━━ Records provided
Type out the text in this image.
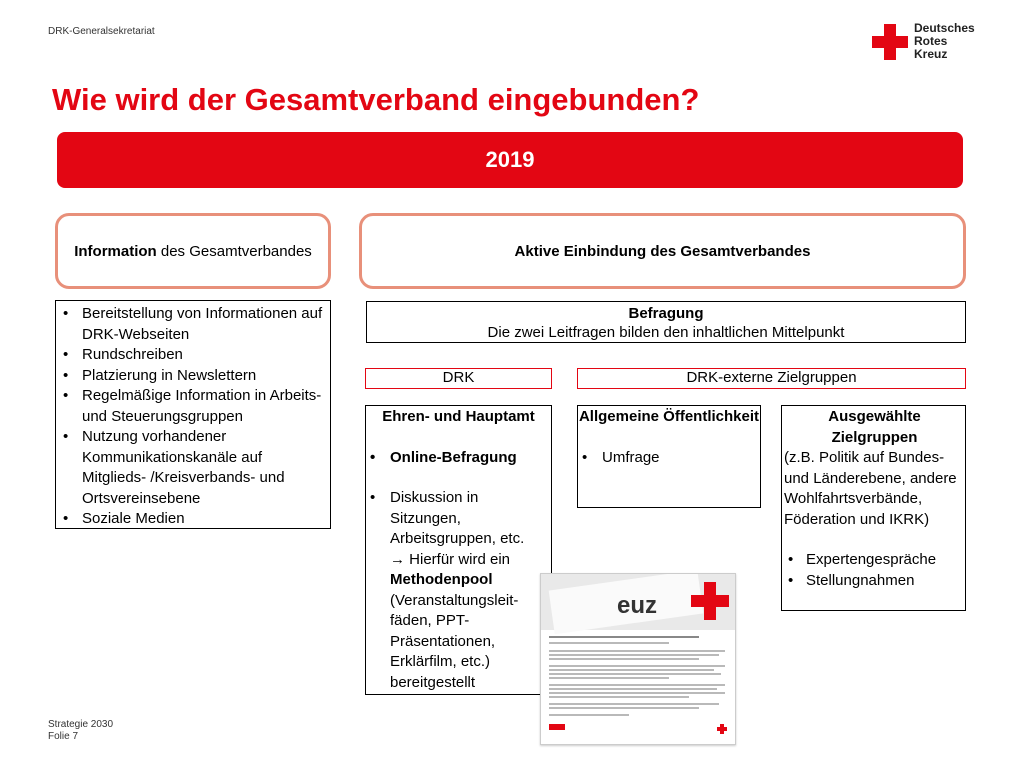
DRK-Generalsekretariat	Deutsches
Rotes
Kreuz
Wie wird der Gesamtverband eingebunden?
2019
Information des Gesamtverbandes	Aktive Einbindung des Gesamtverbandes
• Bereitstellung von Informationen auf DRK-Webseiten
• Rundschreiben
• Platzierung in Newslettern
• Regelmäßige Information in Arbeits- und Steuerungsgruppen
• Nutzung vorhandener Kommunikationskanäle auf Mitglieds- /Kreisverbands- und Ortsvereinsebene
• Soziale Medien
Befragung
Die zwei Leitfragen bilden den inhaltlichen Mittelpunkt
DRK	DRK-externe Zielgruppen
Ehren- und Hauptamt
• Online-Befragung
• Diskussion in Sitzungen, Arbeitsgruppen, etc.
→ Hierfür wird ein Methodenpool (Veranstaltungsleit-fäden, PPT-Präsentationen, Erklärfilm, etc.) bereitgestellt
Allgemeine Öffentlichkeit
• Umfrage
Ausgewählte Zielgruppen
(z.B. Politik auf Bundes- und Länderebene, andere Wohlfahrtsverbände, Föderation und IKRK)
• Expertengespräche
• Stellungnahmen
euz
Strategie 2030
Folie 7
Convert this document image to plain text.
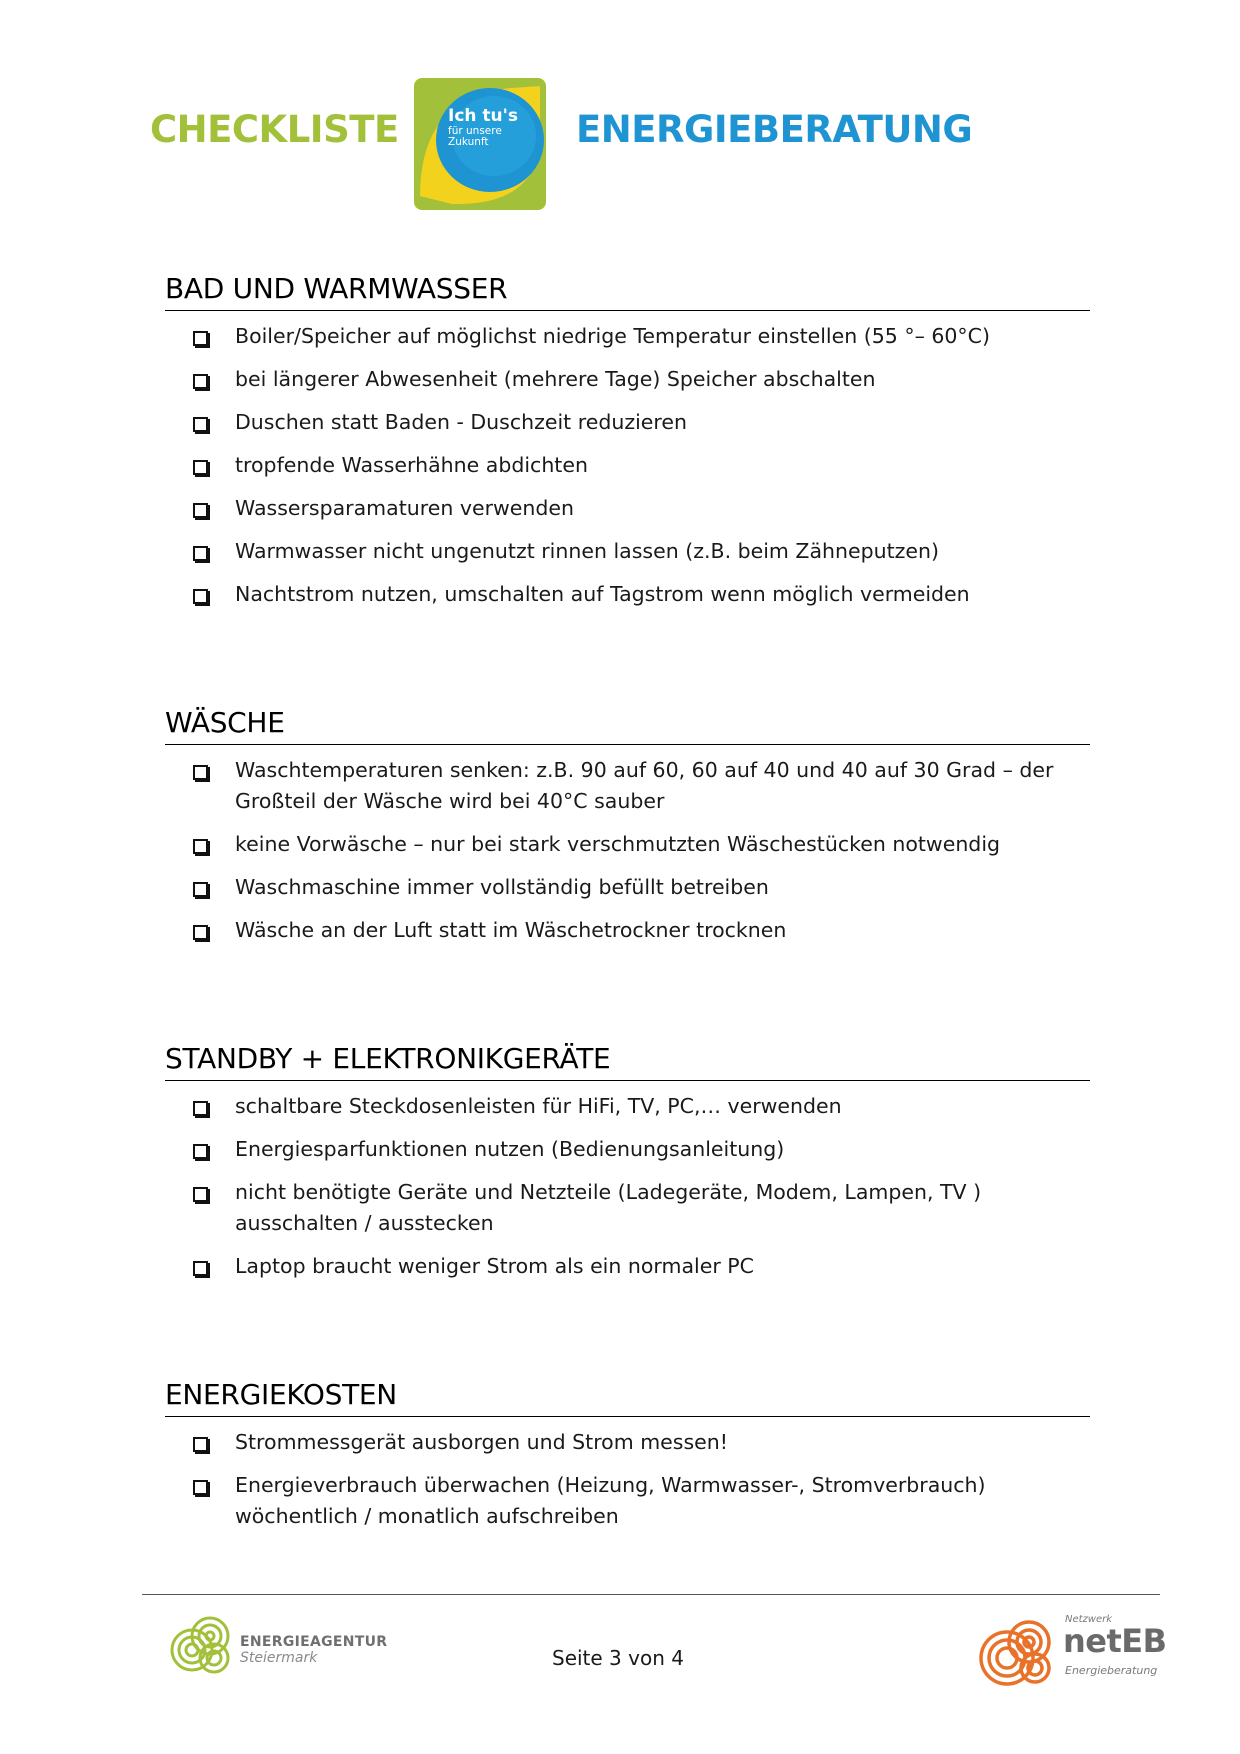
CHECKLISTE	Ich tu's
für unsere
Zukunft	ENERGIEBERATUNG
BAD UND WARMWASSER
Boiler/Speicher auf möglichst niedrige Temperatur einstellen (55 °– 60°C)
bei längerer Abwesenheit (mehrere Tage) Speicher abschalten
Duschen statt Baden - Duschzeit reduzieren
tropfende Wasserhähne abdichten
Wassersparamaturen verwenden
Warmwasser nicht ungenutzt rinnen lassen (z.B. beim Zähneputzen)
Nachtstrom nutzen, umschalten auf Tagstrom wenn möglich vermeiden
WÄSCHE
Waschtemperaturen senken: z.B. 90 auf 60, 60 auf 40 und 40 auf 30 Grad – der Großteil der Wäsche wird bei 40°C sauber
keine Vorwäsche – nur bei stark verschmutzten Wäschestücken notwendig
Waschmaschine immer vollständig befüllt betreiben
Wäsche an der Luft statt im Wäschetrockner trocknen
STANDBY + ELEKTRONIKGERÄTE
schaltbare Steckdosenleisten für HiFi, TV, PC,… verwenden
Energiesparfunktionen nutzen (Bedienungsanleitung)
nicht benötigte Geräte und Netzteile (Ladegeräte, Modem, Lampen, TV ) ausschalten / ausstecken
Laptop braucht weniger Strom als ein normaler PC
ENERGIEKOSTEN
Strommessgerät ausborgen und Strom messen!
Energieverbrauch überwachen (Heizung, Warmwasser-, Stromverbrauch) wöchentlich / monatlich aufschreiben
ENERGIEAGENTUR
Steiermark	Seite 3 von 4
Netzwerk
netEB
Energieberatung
━━━━
━━ Records provided
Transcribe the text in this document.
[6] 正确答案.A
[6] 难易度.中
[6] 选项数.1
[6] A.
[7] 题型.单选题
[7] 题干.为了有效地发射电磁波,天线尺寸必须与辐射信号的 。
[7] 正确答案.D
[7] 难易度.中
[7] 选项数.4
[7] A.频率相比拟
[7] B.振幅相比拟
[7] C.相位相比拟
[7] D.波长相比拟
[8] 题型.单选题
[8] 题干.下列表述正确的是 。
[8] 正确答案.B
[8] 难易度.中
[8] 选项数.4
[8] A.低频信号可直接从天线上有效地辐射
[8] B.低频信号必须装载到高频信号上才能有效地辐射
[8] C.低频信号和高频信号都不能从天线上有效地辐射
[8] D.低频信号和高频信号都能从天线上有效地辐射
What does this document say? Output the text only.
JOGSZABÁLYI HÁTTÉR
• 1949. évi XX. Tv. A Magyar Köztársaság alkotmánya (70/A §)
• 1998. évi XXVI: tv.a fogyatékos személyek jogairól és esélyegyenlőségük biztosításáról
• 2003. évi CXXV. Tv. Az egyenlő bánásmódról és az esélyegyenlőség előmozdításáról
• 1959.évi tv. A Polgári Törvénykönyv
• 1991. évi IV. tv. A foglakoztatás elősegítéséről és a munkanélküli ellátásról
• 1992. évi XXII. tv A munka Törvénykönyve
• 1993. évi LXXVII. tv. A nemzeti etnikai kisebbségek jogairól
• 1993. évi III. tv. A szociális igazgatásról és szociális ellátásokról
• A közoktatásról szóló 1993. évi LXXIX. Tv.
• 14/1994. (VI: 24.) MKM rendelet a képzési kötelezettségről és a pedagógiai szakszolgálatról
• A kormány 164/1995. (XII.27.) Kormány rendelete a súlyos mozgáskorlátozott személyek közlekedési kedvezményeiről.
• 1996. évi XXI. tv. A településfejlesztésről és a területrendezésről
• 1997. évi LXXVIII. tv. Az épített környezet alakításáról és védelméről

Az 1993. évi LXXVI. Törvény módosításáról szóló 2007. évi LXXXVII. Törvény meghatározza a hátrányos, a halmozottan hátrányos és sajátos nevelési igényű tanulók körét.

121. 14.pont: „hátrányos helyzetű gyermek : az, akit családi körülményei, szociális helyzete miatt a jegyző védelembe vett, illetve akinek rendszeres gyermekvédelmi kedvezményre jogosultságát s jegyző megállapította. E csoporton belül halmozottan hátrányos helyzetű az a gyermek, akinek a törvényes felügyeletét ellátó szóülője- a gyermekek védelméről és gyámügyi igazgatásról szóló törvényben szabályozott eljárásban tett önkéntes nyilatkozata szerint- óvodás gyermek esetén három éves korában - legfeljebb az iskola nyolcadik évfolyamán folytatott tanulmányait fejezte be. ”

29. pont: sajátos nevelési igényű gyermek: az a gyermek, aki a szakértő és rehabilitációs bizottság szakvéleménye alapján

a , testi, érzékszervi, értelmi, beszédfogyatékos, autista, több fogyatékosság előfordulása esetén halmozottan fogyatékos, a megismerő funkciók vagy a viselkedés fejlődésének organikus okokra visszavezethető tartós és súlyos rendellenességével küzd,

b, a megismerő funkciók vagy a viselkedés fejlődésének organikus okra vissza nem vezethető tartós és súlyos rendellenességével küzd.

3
━━━━
=== The problem ===
From the data above, show each line that contains "this".

=== Result of the exercise ===
Type out the text in this image.
Convert this document image to plain text.
Transcribe the text in this document.
What does this document say? Output the text only.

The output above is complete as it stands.